** RECORD EXCERPTS **
* * * * * * *
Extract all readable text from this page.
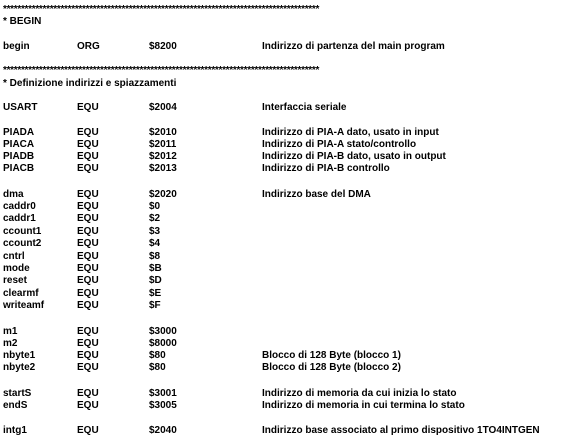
****************************************************************************************
* BEGIN
begin	ORG	$8200	Indirizzo di partenza del main program
****************************************************************************************
* Definizione indirizzi e spiazzamenti
USART	EQU	$2004	Interfaccia seriale
PIADA	EQU	$2010	Indirizzo di PIA-A dato, usato in input
PIACA	EQU	$2011	Indirizzo di PIA-A stato/controllo
PIADB	EQU	$2012	Indirizzo di PIA-B dato, usato in output
PIACB	EQU	$2013	Indirizzo di PIA-B controllo
dma	EQU	$2020	Indirizzo base del DMA
caddr0	EQU	$0
caddr1	EQU	$2
ccount1	EQU	$3
ccount2	EQU	$4
cntrl	EQU	$8
mode	EQU	$B
reset	EQU	$D
clearmf	EQU	$E
writeamf	EQU	$F
m1	EQU	$3000
m2	EQU	$8000
nbyte1	EQU	$80	Blocco di 128 Byte (blocco 1)
nbyte2	EQU	$80	Blocco di 128 Byte (blocco 2)
startS	EQU	$3001	Indirizzo di memoria da cui inizia lo stato
endS	EQU	$3005	Indirizzo di memoria in cui termina lo stato
intg1	EQU	$2040	Indirizzo base associato al primo dispositivo 1TO4INTGEN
* * * * * * *
** AIM OF THE TASK **
Search the preceding listing for "Blocco" and extract every line where it is found.

** EXERCISE ANSWER **
nbyte1	EQU	$80	Blocco di 128 Byte (blocco 1)
nbyte2	EQU	$80	Blocco di 128 Byte (blocco 2)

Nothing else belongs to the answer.